### INPUT ###
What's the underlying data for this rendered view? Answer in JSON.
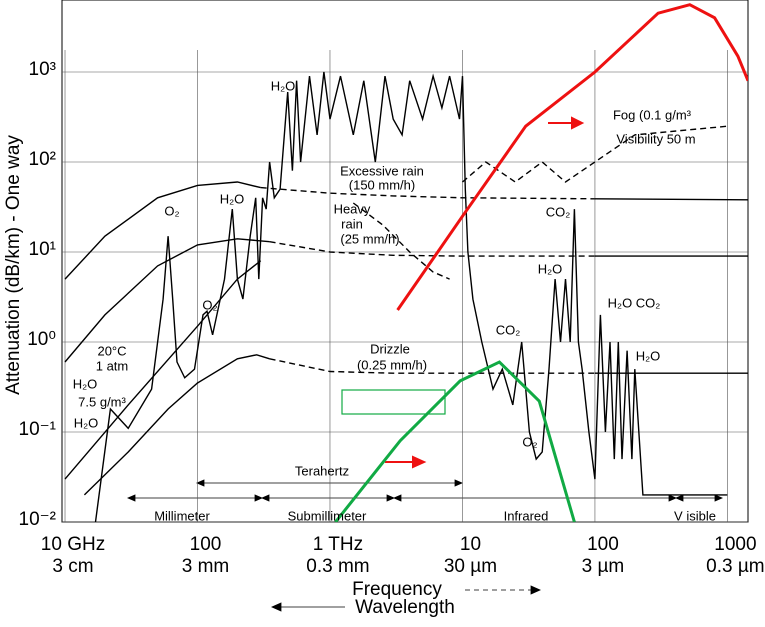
{
  "chart_data": {
    "type": "line",
    "y_label": "Attenuation (dB/km) - One way",
    "x_label": "Frequency",
    "x2_label": "Wavelength",
    "x_log": true,
    "y_log": true,
    "grid": true,
    "xlim": [
      9.49,
      1430000
    ],
    "ylim": [
      0.01,
      6310
    ],
    "xticks": [
      {
        "value": 10,
        "label": "10 GHz"
      },
      100,
      {
        "value": 1000,
        "label": "1 THz"
      },
      {
        "value": 10000,
        "label": "10"
      },
      {
        "value": 100000,
        "label": "100"
      },
      {
        "value": 1000000,
        "label": "1000"
      }
    ],
    "wavelength_ticks": [
      {
        "value": 10,
        "label": "3 cm"
      },
      {
        "value": 100,
        "label": "3 mm"
      },
      {
        "value": 1000,
        "label": "0.3 mm"
      },
      {
        "value": 10000,
        "label": "30 µm"
      },
      {
        "value": 100000,
        "label": "3 µm"
      },
      {
        "value": 1000000,
        "label": "0.3 µm"
      }
    ],
    "yticks": [
      {
        "value": 0.01,
        "label": "10⁻²"
      },
      {
        "value": 0.1,
        "label": "10⁻¹"
      },
      {
        "value": 1,
        "label": "10⁰"
      },
      {
        "value": 10,
        "label": "10¹"
      },
      {
        "value": 100,
        "label": "10²"
      },
      {
        "value": 1000,
        "label": "10³"
      }
    ],
    "series": [
      {
        "color": "#000000",
        "dash": false,
        "x": [
          10,
          20,
          50,
          100,
          200,
          300
        ],
        "values": [
          5,
          15,
          40,
          55,
          60,
          52
        ]
      },
      {
        "color": "#000000",
        "dash": true,
        "x": [
          300,
          1000,
          3000,
          10000,
          100000
        ],
        "values": [
          52,
          45,
          42,
          40,
          39
        ]
      },
      {
        "color": "#000000",
        "dash": false,
        "x": [
          100000,
          1430000
        ],
        "values": [
          39,
          38
        ]
      },
      {
        "color": "#000000",
        "dash": false,
        "x": [
          10,
          20,
          50,
          100,
          200,
          350
        ],
        "values": [
          0.6,
          2,
          7,
          12,
          14,
          13
        ]
      },
      {
        "color": "#000000",
        "dash": true,
        "x": [
          350,
          1000,
          3000,
          10000,
          100000
        ],
        "values": [
          13,
          10,
          9.2,
          9,
          9
        ]
      },
      {
        "color": "#000000",
        "dash": false,
        "x": [
          100000,
          1430000
        ],
        "values": [
          9,
          9
        ]
      },
      {
        "color": "#000000",
        "dash": false,
        "x": [
          14,
          30,
          60,
          100,
          200,
          280,
          350
        ],
        "values": [
          0.02,
          0.06,
          0.18,
          0.35,
          0.65,
          0.72,
          0.65
        ]
      },
      {
        "color": "#000000",
        "dash": true,
        "x": [
          350,
          1000,
          3000,
          10000,
          100000
        ],
        "values": [
          0.65,
          0.47,
          0.45,
          0.45,
          0.45
        ]
      },
      {
        "color": "#000000",
        "dash": false,
        "x": [
          100000,
          1430000
        ],
        "values": [
          0.45,
          0.45
        ]
      },
      {
        "color": "#000000",
        "dash": false,
        "x": [
          10,
          30,
          100,
          200,
          300
        ],
        "values": [
          0.03,
          0.2,
          1.5,
          5,
          8
        ]
      },
      {
        "color": "#000000",
        "dash": true,
        "x": [
          1500,
          2500,
          4000,
          6000,
          8000
        ],
        "values": [
          35,
          20,
          10,
          6,
          5
        ]
      },
      {
        "color": "#000000",
        "dash": true,
        "x": [
          10000,
          15000,
          25000,
          40000,
          60000,
          100000,
          200000,
          1000000
        ],
        "values": [
          60,
          100,
          60,
          100,
          60,
          100,
          200,
          250
        ]
      },
      {
        "color": "#000000",
        "dash": false,
        "x": [
          17,
          22,
          30,
          45,
          55,
          60,
          65,
          70,
          80,
          95,
          110,
          118,
          130,
          160,
          183,
          200,
          220,
          250,
          275,
          290,
          310,
          330,
          350,
          380,
          420,
          480,
          520,
          560,
          600,
          700,
          800,
          900,
          1000,
          1200,
          1500,
          1800,
          2200,
          2600,
          3000,
          3500,
          4000,
          5000,
          6000,
          7000,
          8000,
          9500,
          10000,
          10500,
          11000,
          12000,
          14000,
          17000,
          20000,
          24000,
          28000,
          32000,
          36000,
          40000,
          45000,
          50000,
          55000,
          60000,
          65000,
          70000,
          75000,
          80000,
          90000,
          100000,
          110000,
          120000,
          130000,
          140000,
          150000,
          160000,
          175000,
          190000,
          200000,
          230000,
          500000,
          1000000
        ],
        "values": [
          0.01,
          0.18,
          0.11,
          0.3,
          3,
          15,
          3,
          0.6,
          0.4,
          0.5,
          2,
          2.2,
          1.2,
          5,
          30,
          5,
          3,
          15,
          40,
          5,
          40,
          30,
          100,
          40,
          50,
          600,
          80,
          800,
          100,
          900,
          200,
          1000,
          300,
          900,
          200,
          800,
          100,
          900,
          300,
          200,
          800,
          300,
          900,
          400,
          900,
          300,
          900,
          50,
          10,
          3,
          1,
          0.3,
          0.5,
          0.2,
          1,
          0.1,
          0.05,
          0.06,
          0.5,
          5,
          1,
          5,
          1,
          30,
          1,
          0.5,
          0.1,
          0.03,
          2,
          0.1,
          1,
          0.05,
          1,
          0.05,
          0.8,
          0.05,
          0.5,
          0.02,
          0.02,
          0.02
        ]
      },
      {
        "color": "#ee1111",
        "dash": false,
        "x": [
          3240,
          10000,
          30000,
          100000,
          300000,
          520000,
          800000,
          1200000,
          1430000
        ],
        "values": [
          2.27,
          25,
          250,
          1000,
          4500,
          5600,
          4000,
          1500,
          800
        ]
      },
      {
        "color": "#11aa44",
        "dash": false,
        "x": [
          1100,
          3390,
          9600,
          19000,
          38000,
          70000
        ],
        "values": [
          0.01,
          0.08,
          0.37,
          0.6,
          0.22,
          0.01
        ]
      }
    ],
    "annotations": [
      "20°C",
      "1 atm",
      "H₂O",
      "7.5 g/m³",
      "H₂O",
      "O₂",
      "O₂",
      "H₂O",
      "H₂O",
      "Excessive rain",
      "(150 mm/h)",
      "Heavy",
      "rain",
      "(25 mm/h)",
      "Drizzle",
      "(0.25 mm/h)",
      "Fog (0.1 g/m³",
      "Visibility 50 m",
      "CO₂",
      "H₂O",
      "CO₂",
      "O₂",
      "H₂O CO₂",
      "H₂O",
      "Terahertz",
      "Millimeter",
      "Submillimeter",
      "Infrared",
      "V  isible"
    ]
  }
}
###
## EXERCISE INSTRUCTIONS
Strip the images and reproduce the remaining records precisely.

## FINISHED ANSWER
What's the underlying data for this rendered view? Answer in JSON.
{
  "chart_data": {
    "type": "line",
    "y_label": "Attenuation (dB/km) - One way",
    "x_label": "Frequency",
    "x2_label": "Wavelength",
    "x_log": true,
    "y_log": true,
    "grid": true,
    "xlim": [
      9.49,
      1430000
    ],
    "ylim": [
      0.01,
      6310
    ],
    "xticks": [
      {
        "value": 10,
        "label": "10 GHz"
      },
      100,
      {
        "value": 1000,
        "label": "1 THz"
      },
      {
        "value": 10000,
        "label": "10"
      },
      {
        "value": 100000,
        "label": "100"
      },
      {
        "value": 1000000,
        "label": "1000"
      }
    ],
    "wavelength_ticks": [
      {
        "value": 10,
        "label": "3 cm"
      },
      {
        "value": 100,
        "label": "3 mm"
      },
      {
        "value": 1000,
        "label": "0.3 mm"
      },
      {
        "value": 10000,
        "label": "30 µm"
      },
      {
        "value": 100000,
        "label": "3 µm"
      },
      {
        "value": 1000000,
        "label": "0.3 µm"
      }
    ],
    "yticks": [
      {
        "value": 0.01,
        "label": "10⁻²"
      },
      {
        "value": 0.1,
        "label": "10⁻¹"
      },
      {
        "value": 1,
        "label": "10⁰"
      },
      {
        "value": 10,
        "label": "10¹"
      },
      {
        "value": 100,
        "label": "10²"
      },
      {
        "value": 1000,
        "label": "10³"
      }
    ],
    "series": [
      {
        "color": "#000000",
        "dash": false,
        "x": [
          10,
          20,
          50,
          100,
          200,
          300
        ],
        "values": [
          5,
          15,
          40,
          55,
          60,
          52
        ]
      },
      {
        "color": "#000000",
        "dash": true,
        "x": [
          300,
          1000,
          3000,
          10000,
          100000
        ],
        "values": [
          52,
          45,
          42,
          40,
          39
        ]
      },
      {
        "color": "#000000",
        "dash": false,
        "x": [
          100000,
          1430000
        ],
        "values": [
          39,
          38
        ]
      },
      {
        "color": "#000000",
        "dash": false,
        "x": [
          10,
          20,
          50,
          100,
          200,
          350
        ],
        "values": [
          0.6,
          2,
          7,
          12,
          14,
          13
        ]
      },
      {
        "color": "#000000",
        "dash": true,
        "x": [
          350,
          1000,
          3000,
          10000,
          100000
        ],
        "values": [
          13,
          10,
          9.2,
          9,
          9
        ]
      },
      {
        "color": "#000000",
        "dash": false,
        "x": [
          100000,
          1430000
        ],
        "values": [
          9,
          9
        ]
      },
      {
        "color": "#000000",
        "dash": false,
        "x": [
          14,
          30,
          60,
          100,
          200,
          280,
          350
        ],
        "values": [
          0.02,
          0.06,
          0.18,
          0.35,
          0.65,
          0.72,
          0.65
        ]
      },
      {
        "color": "#000000",
        "dash": true,
        "x": [
          350,
          1000,
          3000,
          10000,
          100000
        ],
        "values": [
          0.65,
          0.47,
          0.45,
          0.45,
          0.45
        ]
      },
      {
        "color": "#000000",
        "dash": false,
        "x": [
          100000,
          1430000
        ],
        "values": [
          0.45,
          0.45
        ]
      },
      {
        "color": "#000000",
        "dash": false,
        "x": [
          10,
          30,
          100,
          200,
          300
        ],
        "values": [
          0.03,
          0.2,
          1.5,
          5,
          8
        ]
      },
      {
        "color": "#000000",
        "dash": true,
        "x": [
          1500,
          2500,
          4000,
          6000,
          8000
        ],
        "values": [
          35,
          20,
          10,
          6,
          5
        ]
      },
      {
        "color": "#000000",
        "dash": true,
        "x": [
          10000,
          15000,
          25000,
          40000,
          60000,
          100000,
          200000,
          1000000
        ],
        "values": [
          60,
          100,
          60,
          100,
          60,
          100,
          200,
          250
        ]
      },
      {
        "color": "#000000",
        "dash": false,
        "x": [
          17,
          22,
          30,
          45,
          55,
          60,
          65,
          70,
          80,
          95,
          110,
          118,
          130,
          160,
          183,
          200,
          220,
          250,
          275,
          290,
          310,
          330,
          350,
          380,
          420,
          480,
          520,
          560,
          600,
          700,
          800,
          900,
          1000,
          1200,
          1500,
          1800,
          2200,
          2600,
          3000,
          3500,
          4000,
          5000,
          6000,
          7000,
          8000,
          9500,
          10000,
          10500,
          11000,
          12000,
          14000,
          17000,
          20000,
          24000,
          28000,
          32000,
          36000,
          40000,
          45000,
          50000,
          55000,
          60000,
          65000,
          70000,
          75000,
          80000,
          90000,
          100000,
          110000,
          120000,
          130000,
          140000,
          150000,
          160000,
          175000,
          190000,
          200000,
          230000,
          500000,
          1000000
        ],
        "values": [
          0.01,
          0.18,
          0.11,
          0.3,
          3,
          15,
          3,
          0.6,
          0.4,
          0.5,
          2,
          2.2,
          1.2,
          5,
          30,
          5,
          3,
          15,
          40,
          5,
          40,
          30,
          100,
          40,
          50,
          600,
          80,
          800,
          100,
          900,
          200,
          1000,
          300,
          900,
          200,
          800,
          100,
          900,
          300,
          200,
          800,
          300,
          900,
          400,
          900,
          300,
          900,
          50,
          10,
          3,
          1,
          0.3,
          0.5,
          0.2,
          1,
          0.1,
          0.05,
          0.06,
          0.5,
          5,
          1,
          5,
          1,
          30,
          1,
          0.5,
          0.1,
          0.03,
          2,
          0.1,
          1,
          0.05,
          1,
          0.05,
          0.8,
          0.05,
          0.5,
          0.02,
          0.02,
          0.02
        ]
      },
      {
        "color": "#ee1111",
        "dash": false,
        "x": [
          3240,
          10000,
          30000,
          100000,
          300000,
          520000,
          800000,
          1200000,
          1430000
        ],
        "values": [
          2.27,
          25,
          250,
          1000,
          4500,
          5600,
          4000,
          1500,
          800
        ]
      },
      {
        "color": "#11aa44",
        "dash": false,
        "x": [
          1100,
          3390,
          9600,
          19000,
          38000,
          70000
        ],
        "values": [
          0.01,
          0.08,
          0.37,
          0.6,
          0.22,
          0.01
        ]
      }
    ],
    "annotations": [
      "20°C",
      "1 atm",
      "H₂O",
      "7.5 g/m³",
      "H₂O",
      "O₂",
      "O₂",
      "H₂O",
      "H₂O",
      "Excessive rain",
      "(150 mm/h)",
      "Heavy",
      "rain",
      "(25 mm/h)",
      "Drizzle",
      "(0.25 mm/h)",
      "Fog (0.1 g/m³",
      "Visibility 50 m",
      "CO₂",
      "H₂O",
      "CO₂",
      "O₂",
      "H₂O CO₂",
      "H₂O",
      "Terahertz",
      "Millimeter",
      "Submillimeter",
      "Infrared",
      "V  isible"
    ]
  }
}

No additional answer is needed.